MATERIAL SHOWN →
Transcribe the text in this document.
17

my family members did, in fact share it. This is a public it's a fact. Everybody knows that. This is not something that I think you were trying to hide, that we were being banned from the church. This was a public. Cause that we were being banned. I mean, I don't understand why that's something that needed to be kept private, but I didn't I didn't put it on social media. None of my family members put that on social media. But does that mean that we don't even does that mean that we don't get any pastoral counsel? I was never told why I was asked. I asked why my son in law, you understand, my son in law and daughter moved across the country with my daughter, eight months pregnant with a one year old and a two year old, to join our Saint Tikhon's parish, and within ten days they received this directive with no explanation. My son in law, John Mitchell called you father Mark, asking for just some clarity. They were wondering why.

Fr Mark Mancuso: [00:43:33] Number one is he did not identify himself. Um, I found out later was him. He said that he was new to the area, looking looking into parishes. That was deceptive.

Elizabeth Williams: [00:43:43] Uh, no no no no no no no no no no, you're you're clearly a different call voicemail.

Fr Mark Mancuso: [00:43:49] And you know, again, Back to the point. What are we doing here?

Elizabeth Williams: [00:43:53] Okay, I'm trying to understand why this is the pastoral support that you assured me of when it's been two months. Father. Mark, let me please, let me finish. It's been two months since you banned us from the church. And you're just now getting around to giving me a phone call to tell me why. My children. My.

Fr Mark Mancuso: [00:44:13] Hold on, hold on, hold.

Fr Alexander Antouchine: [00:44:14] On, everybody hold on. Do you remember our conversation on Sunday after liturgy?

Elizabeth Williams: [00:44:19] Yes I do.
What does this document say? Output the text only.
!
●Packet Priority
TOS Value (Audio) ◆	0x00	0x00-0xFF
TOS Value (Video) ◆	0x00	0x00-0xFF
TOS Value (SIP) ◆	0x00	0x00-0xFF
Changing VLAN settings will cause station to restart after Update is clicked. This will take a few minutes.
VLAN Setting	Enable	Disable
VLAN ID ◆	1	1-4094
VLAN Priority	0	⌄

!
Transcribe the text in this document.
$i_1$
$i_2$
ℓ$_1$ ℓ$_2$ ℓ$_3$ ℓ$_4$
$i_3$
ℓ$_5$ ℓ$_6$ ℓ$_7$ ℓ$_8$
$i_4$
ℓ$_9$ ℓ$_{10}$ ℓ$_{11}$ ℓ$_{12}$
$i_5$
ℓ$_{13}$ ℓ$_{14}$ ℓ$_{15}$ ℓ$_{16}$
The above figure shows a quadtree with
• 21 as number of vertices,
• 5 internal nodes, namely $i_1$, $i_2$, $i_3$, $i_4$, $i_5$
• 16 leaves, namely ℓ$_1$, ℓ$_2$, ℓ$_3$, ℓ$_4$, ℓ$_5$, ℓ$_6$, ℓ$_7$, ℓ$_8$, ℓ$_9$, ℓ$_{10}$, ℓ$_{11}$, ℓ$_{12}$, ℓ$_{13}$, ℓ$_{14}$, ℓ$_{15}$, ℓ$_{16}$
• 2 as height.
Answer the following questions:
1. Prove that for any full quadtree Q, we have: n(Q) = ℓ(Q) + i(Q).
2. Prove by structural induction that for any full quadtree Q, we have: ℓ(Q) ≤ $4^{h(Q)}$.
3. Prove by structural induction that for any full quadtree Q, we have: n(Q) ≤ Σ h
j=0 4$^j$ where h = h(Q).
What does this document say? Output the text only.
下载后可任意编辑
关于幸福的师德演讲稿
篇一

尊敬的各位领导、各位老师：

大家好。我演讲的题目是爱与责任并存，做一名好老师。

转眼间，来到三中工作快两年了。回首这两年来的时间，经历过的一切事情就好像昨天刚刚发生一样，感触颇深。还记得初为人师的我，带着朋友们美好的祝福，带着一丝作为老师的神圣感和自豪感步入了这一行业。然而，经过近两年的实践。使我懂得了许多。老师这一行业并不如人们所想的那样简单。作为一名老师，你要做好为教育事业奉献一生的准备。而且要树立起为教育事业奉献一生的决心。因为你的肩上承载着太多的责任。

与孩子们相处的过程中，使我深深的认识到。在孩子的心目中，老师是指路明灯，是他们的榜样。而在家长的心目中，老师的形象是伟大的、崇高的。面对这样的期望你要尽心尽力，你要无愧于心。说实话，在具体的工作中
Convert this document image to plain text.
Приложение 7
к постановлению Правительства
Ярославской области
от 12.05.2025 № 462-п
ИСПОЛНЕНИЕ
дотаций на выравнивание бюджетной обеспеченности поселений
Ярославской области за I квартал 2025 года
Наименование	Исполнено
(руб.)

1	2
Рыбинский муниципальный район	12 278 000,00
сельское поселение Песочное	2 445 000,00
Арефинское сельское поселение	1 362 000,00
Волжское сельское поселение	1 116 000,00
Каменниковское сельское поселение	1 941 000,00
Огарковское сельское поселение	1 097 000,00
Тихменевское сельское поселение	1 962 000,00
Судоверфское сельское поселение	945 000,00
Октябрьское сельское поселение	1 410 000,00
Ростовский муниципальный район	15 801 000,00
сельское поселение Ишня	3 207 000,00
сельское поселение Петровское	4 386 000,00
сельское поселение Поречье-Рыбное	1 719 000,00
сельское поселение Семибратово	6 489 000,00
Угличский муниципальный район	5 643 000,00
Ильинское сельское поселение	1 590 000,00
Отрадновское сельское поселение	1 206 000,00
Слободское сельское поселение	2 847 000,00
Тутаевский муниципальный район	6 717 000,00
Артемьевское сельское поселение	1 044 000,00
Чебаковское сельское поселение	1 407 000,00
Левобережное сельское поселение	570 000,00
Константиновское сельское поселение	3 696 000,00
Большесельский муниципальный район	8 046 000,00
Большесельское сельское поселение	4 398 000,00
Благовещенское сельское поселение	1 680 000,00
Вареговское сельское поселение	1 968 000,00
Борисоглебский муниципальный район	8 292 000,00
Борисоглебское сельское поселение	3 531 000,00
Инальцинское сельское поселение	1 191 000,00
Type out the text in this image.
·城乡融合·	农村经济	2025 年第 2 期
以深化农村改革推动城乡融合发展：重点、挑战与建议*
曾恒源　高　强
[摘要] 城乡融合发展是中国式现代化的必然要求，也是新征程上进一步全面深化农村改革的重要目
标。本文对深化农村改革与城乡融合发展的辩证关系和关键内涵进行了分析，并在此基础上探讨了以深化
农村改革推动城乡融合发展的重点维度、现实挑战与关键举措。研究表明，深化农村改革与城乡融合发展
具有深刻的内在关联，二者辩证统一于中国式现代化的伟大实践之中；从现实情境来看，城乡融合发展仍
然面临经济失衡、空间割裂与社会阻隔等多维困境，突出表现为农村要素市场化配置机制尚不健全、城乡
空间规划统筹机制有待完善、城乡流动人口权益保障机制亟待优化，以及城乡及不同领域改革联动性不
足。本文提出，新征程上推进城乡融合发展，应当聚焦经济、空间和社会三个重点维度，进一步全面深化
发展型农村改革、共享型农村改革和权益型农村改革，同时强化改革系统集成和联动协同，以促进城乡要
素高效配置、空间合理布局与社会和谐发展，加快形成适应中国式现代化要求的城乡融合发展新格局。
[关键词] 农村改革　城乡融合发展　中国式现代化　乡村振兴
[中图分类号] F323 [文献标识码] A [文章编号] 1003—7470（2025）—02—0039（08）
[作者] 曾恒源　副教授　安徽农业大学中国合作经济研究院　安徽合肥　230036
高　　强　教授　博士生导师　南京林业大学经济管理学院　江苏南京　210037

REQUIREMENT →
Calculate how many lines of the material include the string "full", and state that number by itself.

CORRECT ANSWER →
3